Dataset entries
__________________________________________________

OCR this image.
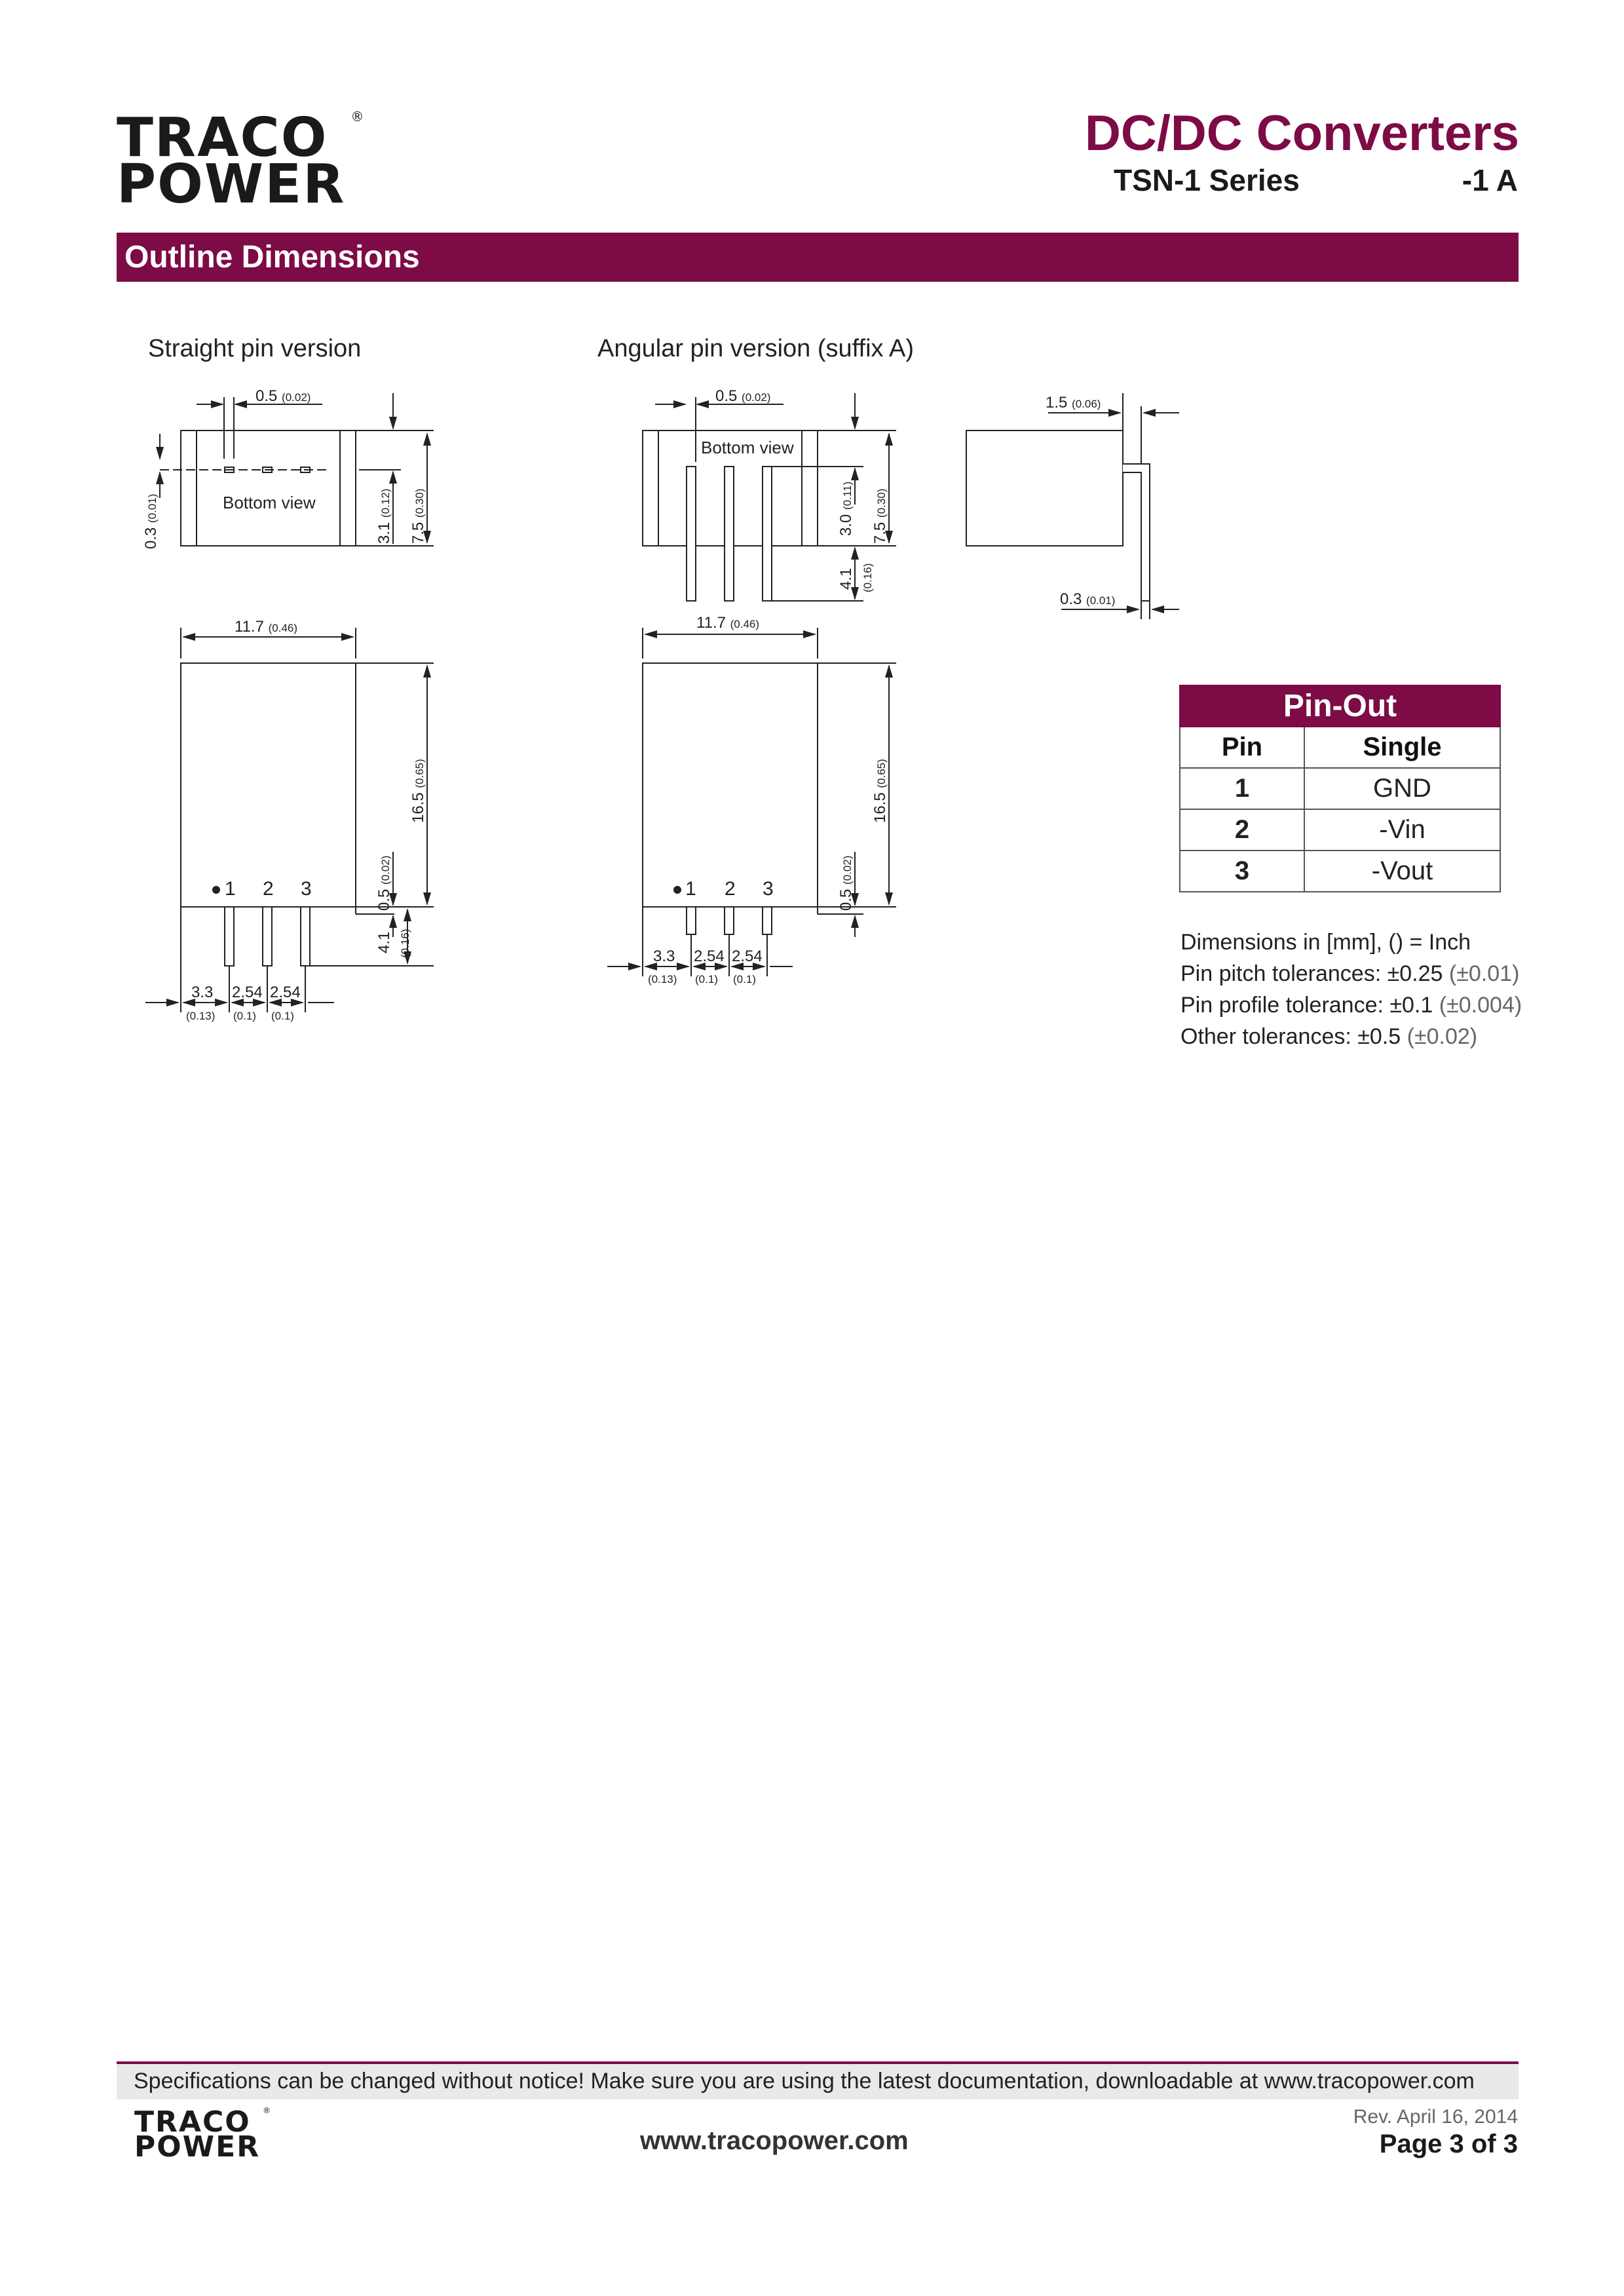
TRACO
POWER
®	DC/DC Converters
TSN-1 Series	-1 A
Outline Dimensions
Straight pin version
0.5 (0.02)
Bottom view
0.3 (0.01)
3.1 (0.12)
7.5 (0.30)
11.7 (0.46)
16.5 (0.65)
0.5 (0.02)
4.1 (0.16)
1 2 3
3.3 2.54 2.54
(0.13) (0.1) (0.1)
Angular pin version (suffix A)
0.5 (0.02)
Bottom view
3.0 (0.11)
7.5 (0.30)
4.1 (0.16)
1.5 (0.06)
0.3 (0.01)
11.7 (0.46)
16.5 (0.65)
0.5 (0.02)
1 2 3
3.3 2.54 2.54
(0.13) (0.1) (0.1)
Pin-Out	
Pin	Single
1	GND
2	-Vin
3	-Vout
Dimensions in [mm], () = Inch
Pin pitch tolerances: ±0.25 (±0.01)
Pin profile tolerance: ±0.1 (±0.004)
Other tolerances: ±0.5 (±0.02)
Specifications can be changed without notice! Make sure you are using the latest documentation, downloadable at www.tracopower.com
TRACO
POWER
®
www.tracopower.com
Rev. April 16, 2014
Page 3 of 3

__________________________________________________

Print all entries exactly. The images do not belong in the copy.

▶ **Output below**:
OCR this image.
TRACO
POWER
®	DC/DC Converters
TSN-1 Series	-1 A
Outline Dimensions
Straight pin version
0.5 (0.02)
Bottom view
0.3 (0.01)
3.1 (0.12)
7.5 (0.30)
11.7 (0.46)
16.5 (0.65)
0.5 (0.02)
4.1 (0.16)
1 2 3
3.3 2.54 2.54
(0.13) (0.1) (0.1)
Angular pin version (suffix A)
0.5 (0.02)
Bottom view
3.0 (0.11)
7.5 (0.30)
4.1 (0.16)
1.5 (0.06)
0.3 (0.01)
11.7 (0.46)
16.5 (0.65)
0.5 (0.02)
1 2 3
3.3 2.54 2.54
(0.13) (0.1) (0.1)
Pin-Out	
Pin	Single
1	GND
2	-Vin
3	-Vout
Dimensions in [mm], () = Inch
Pin pitch tolerances: ±0.25 (±0.01)
Pin profile tolerance: ±0.1 (±0.004)
Other tolerances: ±0.5 (±0.02)
Specifications can be changed without notice! Make sure you are using the latest documentation, downloadable at www.tracopower.com
TRACO
POWER
®
www.tracopower.com
Rev. April 16, 2014
Page 3 of 3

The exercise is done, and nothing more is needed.